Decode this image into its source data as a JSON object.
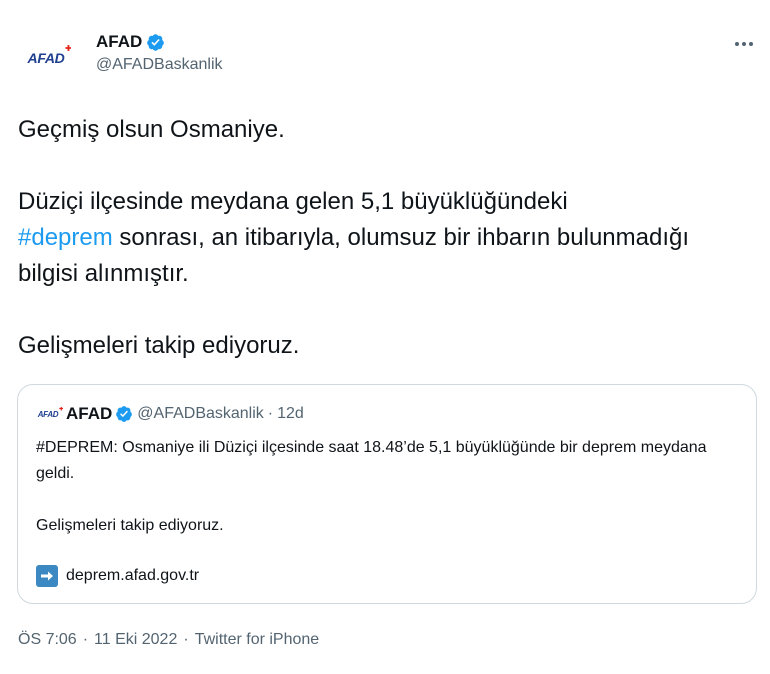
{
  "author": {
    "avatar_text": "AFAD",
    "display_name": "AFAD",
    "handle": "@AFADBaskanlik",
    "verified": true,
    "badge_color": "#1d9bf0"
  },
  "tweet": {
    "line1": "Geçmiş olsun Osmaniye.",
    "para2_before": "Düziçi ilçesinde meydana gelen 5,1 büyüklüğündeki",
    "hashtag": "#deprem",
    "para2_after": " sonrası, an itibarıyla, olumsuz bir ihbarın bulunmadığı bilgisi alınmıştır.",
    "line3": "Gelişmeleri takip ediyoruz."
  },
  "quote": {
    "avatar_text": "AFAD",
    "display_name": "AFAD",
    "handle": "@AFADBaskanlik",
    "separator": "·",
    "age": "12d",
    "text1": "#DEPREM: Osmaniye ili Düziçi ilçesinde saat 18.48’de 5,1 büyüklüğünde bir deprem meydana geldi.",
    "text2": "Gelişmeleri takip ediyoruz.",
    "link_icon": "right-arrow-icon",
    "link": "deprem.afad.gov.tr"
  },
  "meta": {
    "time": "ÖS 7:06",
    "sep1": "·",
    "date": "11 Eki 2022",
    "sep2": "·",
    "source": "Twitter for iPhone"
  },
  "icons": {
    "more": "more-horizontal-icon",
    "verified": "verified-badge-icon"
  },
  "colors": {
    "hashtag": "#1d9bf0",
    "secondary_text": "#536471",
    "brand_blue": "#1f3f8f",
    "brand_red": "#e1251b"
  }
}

== == ==

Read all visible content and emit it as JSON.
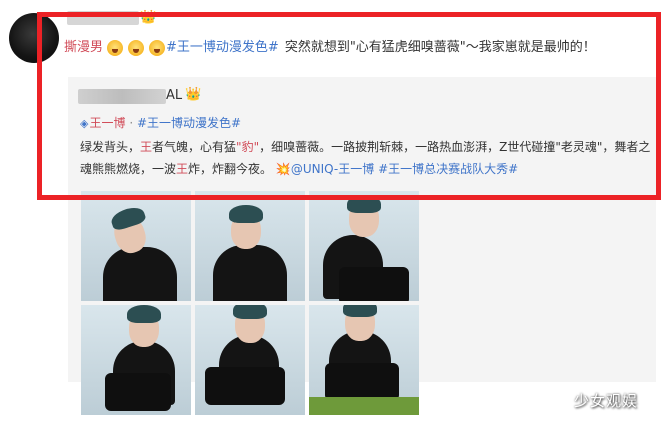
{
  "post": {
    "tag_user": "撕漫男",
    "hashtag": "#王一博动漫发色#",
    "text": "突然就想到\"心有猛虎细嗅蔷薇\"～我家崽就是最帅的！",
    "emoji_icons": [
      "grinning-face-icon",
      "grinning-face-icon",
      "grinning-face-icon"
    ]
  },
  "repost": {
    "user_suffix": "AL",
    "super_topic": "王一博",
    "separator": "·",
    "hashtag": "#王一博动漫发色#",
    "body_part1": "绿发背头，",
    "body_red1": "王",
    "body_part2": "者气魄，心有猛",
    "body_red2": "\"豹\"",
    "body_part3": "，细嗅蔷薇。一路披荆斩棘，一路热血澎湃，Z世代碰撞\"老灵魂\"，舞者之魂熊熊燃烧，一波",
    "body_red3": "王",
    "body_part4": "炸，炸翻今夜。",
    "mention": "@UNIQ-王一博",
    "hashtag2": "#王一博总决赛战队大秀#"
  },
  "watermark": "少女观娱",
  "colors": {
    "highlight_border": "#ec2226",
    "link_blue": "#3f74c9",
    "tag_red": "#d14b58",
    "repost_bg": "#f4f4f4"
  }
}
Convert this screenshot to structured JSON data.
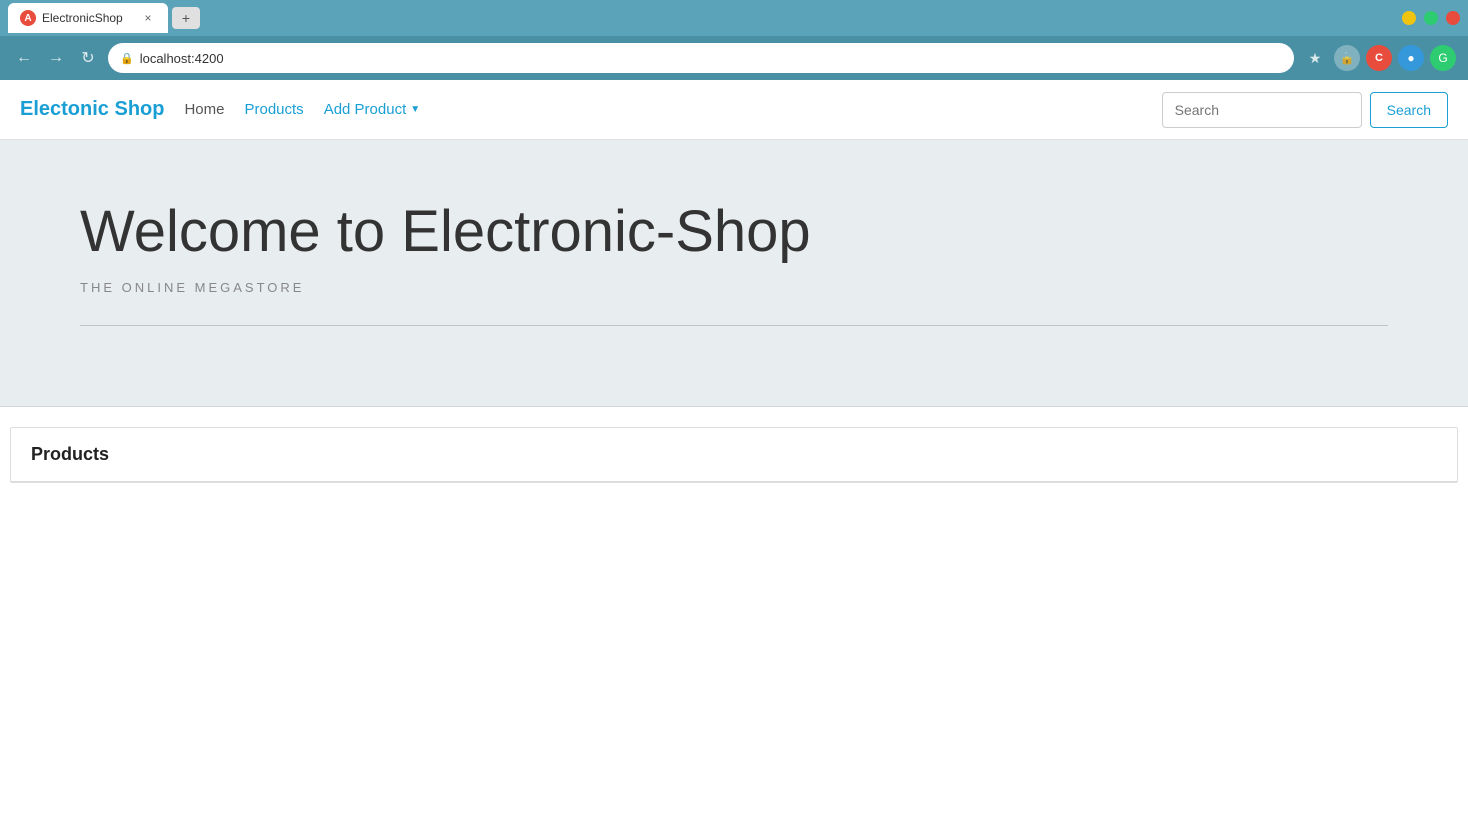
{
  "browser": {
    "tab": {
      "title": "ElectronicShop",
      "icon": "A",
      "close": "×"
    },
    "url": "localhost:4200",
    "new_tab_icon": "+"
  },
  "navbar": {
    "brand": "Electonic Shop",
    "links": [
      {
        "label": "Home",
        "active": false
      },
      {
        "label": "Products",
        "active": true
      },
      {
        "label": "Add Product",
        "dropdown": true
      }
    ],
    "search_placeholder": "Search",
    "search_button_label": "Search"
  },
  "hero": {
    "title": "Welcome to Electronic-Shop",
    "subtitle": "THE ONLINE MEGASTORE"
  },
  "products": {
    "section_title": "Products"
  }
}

== == ==

◆ **TASK TO CARRY OUT**
Reply with one number only: the count of lines in the entries that contain "deprem".

◆ **RESPONSE BELOW**
3